» **DIRECTIONS**: Check each line of the material below, and copy it if it holds the string "reales".

Entries with figure data:
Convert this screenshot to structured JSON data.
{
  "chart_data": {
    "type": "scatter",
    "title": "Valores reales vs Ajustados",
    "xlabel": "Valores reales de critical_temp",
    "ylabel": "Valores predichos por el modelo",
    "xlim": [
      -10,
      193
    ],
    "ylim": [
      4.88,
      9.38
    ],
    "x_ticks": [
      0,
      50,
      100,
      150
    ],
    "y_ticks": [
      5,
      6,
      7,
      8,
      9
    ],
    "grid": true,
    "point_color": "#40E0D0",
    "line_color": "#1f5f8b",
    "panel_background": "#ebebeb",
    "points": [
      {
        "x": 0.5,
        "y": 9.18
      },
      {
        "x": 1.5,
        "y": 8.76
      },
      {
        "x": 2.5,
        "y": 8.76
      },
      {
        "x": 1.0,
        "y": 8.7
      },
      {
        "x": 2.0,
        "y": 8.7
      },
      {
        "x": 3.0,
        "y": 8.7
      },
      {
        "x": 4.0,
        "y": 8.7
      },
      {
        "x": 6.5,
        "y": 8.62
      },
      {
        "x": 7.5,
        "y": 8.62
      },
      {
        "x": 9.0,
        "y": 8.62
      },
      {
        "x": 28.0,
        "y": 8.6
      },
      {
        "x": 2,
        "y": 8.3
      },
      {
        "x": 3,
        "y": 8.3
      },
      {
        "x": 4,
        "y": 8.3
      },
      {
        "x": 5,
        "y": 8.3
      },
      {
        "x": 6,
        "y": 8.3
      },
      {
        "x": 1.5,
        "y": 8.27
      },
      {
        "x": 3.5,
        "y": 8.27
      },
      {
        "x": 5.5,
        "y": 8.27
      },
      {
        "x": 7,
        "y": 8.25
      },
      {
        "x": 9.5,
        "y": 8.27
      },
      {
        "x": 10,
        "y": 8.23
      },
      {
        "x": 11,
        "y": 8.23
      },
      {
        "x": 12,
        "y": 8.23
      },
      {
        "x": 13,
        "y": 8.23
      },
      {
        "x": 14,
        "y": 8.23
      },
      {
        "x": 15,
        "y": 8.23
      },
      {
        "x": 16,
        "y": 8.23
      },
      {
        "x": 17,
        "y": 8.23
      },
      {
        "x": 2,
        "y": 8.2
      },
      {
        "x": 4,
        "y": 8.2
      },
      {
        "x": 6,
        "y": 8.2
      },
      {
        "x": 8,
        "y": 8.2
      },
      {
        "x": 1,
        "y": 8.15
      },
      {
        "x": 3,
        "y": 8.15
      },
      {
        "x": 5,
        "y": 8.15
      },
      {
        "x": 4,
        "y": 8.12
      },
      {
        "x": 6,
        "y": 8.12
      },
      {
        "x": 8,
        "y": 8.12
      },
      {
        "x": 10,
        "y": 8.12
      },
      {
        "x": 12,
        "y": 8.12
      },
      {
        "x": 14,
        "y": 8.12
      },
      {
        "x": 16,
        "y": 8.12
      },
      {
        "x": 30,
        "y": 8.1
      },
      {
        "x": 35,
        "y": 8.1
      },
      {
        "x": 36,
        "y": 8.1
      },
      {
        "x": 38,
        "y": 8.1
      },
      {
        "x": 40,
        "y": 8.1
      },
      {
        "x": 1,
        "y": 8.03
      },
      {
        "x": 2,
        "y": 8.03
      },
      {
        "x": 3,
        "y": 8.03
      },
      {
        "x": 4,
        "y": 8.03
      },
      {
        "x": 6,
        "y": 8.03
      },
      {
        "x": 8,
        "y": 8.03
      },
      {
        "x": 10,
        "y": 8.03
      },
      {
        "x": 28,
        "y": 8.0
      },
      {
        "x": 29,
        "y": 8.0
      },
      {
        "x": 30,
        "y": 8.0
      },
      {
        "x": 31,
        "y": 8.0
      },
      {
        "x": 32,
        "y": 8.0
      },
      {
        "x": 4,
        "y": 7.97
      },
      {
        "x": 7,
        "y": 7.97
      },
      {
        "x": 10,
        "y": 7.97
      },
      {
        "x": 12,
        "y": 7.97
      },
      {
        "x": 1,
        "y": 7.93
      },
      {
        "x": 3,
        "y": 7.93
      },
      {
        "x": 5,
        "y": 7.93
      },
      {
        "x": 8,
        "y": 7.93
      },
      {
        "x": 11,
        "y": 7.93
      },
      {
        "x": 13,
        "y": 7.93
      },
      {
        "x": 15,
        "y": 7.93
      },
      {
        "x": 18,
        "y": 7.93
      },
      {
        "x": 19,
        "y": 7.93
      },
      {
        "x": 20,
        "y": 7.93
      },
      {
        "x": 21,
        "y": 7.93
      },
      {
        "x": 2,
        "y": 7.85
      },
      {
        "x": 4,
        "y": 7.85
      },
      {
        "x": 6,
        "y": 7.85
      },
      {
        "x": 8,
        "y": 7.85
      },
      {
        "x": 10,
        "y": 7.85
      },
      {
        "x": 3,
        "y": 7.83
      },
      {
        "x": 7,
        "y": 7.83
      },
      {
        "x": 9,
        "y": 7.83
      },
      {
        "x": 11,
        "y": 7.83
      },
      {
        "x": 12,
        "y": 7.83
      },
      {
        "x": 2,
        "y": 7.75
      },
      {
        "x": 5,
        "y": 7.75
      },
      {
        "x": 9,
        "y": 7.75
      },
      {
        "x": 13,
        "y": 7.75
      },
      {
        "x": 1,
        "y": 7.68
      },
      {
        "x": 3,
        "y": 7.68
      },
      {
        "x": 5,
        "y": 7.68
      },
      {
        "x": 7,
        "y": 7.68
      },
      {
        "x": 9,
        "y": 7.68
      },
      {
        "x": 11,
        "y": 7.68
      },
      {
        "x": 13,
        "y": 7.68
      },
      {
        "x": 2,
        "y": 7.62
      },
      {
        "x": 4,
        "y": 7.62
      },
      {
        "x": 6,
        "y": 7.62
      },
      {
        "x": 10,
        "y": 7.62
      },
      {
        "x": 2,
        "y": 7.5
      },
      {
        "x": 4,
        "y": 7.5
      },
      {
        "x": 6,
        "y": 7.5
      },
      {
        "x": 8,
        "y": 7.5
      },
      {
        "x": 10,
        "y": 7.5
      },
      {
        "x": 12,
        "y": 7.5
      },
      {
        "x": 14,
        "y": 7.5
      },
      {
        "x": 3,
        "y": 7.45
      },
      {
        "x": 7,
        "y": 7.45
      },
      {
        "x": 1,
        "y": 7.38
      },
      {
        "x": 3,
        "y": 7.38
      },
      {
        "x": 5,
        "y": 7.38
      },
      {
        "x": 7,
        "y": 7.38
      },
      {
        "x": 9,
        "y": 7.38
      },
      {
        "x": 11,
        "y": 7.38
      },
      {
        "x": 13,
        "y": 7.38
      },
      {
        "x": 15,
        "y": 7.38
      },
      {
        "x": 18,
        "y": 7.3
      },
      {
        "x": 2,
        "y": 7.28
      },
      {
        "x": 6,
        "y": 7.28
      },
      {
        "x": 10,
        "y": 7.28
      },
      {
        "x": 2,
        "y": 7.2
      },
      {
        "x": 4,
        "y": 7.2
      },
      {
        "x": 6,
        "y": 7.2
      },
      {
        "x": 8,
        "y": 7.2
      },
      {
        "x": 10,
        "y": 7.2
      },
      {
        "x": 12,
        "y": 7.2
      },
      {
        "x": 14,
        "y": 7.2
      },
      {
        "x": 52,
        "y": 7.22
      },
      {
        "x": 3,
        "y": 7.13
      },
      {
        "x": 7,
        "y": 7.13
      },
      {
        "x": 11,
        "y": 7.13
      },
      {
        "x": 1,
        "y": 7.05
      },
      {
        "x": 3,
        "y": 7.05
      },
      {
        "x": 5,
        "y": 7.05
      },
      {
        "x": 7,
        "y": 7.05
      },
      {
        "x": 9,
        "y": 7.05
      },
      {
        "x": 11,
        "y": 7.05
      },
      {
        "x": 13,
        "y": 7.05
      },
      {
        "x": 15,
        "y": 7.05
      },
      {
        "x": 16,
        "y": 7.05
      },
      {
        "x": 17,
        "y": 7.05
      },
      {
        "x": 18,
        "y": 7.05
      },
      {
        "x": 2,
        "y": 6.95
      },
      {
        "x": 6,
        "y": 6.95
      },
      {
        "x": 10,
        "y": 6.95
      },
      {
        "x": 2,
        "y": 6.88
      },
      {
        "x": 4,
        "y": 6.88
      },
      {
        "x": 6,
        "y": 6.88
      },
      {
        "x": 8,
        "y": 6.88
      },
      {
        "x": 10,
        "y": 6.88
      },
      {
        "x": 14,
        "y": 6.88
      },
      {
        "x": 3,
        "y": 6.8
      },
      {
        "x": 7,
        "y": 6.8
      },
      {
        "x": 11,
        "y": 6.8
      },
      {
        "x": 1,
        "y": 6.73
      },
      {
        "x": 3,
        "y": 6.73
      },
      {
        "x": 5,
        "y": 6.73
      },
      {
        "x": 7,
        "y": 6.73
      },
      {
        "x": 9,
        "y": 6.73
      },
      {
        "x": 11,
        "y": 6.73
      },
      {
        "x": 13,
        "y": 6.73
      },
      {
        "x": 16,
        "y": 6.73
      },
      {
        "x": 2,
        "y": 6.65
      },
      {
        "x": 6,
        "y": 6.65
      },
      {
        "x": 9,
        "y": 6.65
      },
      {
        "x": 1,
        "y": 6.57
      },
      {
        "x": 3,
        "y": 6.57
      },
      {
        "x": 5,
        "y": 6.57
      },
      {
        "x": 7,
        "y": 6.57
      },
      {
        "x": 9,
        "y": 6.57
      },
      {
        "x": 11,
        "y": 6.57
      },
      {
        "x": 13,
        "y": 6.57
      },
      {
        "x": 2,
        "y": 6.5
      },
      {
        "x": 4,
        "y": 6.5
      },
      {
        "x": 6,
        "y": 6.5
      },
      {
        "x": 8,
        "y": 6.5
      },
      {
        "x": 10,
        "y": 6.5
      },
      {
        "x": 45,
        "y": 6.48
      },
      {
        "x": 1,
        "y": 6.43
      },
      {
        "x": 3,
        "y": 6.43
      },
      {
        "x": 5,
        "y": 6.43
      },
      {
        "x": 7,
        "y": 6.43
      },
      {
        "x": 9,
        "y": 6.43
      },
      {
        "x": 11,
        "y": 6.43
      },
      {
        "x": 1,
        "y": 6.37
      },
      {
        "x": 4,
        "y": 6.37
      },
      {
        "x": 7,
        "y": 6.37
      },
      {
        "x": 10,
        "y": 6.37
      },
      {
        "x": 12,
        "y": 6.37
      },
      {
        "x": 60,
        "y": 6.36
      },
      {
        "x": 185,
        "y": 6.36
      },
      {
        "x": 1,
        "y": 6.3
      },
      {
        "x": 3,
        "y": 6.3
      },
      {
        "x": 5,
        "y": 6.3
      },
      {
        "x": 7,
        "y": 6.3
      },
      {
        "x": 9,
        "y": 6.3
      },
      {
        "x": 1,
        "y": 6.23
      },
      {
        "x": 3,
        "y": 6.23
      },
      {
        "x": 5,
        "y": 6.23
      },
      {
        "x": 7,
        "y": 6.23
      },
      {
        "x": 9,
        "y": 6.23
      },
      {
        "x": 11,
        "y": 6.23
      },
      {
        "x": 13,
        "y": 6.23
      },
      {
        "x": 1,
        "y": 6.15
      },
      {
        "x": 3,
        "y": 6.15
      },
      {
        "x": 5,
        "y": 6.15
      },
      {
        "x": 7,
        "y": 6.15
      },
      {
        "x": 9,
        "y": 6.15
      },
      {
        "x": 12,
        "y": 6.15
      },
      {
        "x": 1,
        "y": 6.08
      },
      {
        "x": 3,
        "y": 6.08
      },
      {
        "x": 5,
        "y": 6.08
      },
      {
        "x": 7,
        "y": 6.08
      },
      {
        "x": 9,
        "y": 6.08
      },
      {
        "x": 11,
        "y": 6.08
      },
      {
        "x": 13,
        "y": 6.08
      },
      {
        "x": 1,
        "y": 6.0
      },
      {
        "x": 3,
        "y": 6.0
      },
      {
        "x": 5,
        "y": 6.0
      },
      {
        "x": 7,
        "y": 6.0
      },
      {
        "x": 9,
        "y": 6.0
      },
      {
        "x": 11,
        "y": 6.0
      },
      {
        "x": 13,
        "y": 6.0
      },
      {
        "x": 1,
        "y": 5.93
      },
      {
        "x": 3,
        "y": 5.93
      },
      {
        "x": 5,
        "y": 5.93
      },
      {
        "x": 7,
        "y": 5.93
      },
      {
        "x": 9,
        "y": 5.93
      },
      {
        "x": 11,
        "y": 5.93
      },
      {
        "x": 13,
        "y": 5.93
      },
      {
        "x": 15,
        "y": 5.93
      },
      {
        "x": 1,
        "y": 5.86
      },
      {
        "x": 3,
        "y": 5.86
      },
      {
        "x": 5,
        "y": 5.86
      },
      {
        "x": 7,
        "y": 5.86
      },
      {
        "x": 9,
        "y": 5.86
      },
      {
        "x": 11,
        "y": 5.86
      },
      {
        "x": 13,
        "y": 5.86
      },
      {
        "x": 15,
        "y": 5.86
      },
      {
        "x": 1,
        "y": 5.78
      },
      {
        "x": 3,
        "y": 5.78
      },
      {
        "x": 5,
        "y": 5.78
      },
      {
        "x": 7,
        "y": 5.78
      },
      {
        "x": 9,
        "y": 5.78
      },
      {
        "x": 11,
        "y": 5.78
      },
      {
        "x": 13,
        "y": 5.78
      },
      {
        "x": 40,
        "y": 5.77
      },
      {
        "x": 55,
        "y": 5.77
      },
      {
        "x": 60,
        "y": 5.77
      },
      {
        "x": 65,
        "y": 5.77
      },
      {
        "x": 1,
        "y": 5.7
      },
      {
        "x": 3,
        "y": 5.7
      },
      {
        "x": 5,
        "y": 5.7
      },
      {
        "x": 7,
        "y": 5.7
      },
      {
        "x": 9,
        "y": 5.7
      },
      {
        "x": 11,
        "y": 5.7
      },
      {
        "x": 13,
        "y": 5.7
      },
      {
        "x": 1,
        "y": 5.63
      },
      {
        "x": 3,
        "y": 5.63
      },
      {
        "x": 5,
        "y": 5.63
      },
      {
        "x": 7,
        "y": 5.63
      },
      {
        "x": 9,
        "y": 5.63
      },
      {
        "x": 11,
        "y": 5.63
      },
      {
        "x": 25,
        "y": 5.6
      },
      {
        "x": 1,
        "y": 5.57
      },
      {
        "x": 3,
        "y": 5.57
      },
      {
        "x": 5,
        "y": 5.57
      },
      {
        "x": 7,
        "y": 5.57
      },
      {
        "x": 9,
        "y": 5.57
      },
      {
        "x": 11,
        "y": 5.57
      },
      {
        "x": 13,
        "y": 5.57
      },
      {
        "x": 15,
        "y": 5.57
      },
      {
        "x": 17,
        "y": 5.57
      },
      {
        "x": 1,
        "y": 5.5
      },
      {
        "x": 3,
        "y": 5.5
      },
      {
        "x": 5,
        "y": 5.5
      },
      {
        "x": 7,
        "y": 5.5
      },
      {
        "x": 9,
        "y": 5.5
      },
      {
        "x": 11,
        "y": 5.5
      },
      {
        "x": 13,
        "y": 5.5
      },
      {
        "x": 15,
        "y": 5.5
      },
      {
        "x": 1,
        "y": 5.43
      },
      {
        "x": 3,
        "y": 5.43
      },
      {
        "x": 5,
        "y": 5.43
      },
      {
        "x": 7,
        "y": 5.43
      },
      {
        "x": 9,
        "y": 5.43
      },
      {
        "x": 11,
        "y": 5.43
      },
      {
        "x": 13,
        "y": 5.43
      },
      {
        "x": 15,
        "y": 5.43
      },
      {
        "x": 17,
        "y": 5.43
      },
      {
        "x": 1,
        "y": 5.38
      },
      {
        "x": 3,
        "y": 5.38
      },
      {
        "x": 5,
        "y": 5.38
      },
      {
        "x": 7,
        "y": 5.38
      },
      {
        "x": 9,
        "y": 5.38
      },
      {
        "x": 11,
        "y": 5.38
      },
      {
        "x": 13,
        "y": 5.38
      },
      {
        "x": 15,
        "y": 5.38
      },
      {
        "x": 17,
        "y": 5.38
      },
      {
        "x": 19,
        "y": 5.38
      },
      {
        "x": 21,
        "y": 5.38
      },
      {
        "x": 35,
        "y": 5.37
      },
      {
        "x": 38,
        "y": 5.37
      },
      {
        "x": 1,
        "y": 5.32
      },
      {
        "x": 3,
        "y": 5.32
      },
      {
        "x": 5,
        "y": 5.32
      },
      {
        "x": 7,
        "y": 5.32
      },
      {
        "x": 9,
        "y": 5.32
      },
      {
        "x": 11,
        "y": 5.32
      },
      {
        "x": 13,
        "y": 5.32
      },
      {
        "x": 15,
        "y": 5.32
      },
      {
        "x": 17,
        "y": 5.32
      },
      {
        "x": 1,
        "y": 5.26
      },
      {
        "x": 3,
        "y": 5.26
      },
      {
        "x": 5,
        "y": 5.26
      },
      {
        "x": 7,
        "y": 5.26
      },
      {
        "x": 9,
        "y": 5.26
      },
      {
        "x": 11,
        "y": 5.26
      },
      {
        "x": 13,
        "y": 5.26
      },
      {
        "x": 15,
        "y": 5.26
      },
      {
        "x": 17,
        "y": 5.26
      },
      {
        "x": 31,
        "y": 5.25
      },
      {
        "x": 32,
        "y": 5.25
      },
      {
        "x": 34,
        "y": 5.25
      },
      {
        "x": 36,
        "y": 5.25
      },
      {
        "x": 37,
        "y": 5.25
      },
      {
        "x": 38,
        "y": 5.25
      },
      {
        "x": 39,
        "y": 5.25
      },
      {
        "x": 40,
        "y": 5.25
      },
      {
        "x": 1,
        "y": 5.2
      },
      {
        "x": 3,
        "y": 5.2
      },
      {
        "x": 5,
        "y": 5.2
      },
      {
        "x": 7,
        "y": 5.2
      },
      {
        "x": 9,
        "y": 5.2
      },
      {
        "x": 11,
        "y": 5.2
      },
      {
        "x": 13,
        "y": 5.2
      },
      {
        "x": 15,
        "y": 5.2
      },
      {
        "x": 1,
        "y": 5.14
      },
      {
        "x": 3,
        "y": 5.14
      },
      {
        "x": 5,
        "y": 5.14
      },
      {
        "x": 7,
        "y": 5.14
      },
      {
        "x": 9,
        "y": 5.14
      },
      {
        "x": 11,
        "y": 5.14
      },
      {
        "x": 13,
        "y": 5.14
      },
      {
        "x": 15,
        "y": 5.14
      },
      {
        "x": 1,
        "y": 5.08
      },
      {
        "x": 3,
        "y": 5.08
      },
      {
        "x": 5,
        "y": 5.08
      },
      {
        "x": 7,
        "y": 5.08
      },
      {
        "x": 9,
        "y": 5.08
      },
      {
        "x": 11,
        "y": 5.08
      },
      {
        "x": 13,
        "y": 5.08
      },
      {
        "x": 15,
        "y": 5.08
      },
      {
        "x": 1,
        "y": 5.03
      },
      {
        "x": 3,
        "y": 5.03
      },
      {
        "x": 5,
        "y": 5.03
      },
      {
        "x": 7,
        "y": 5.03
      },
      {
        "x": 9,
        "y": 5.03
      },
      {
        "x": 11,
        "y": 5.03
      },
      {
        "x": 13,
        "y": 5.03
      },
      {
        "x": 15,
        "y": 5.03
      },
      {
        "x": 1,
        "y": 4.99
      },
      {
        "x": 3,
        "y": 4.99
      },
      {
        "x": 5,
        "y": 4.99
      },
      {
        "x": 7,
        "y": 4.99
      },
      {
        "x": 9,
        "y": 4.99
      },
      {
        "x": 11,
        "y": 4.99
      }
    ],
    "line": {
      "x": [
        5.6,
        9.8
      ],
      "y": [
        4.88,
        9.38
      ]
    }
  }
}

» **RESULT OF THIS TASK**:
    "title": "Valores reales vs Ajustados",
    "xlabel": "Valores reales de critical_temp",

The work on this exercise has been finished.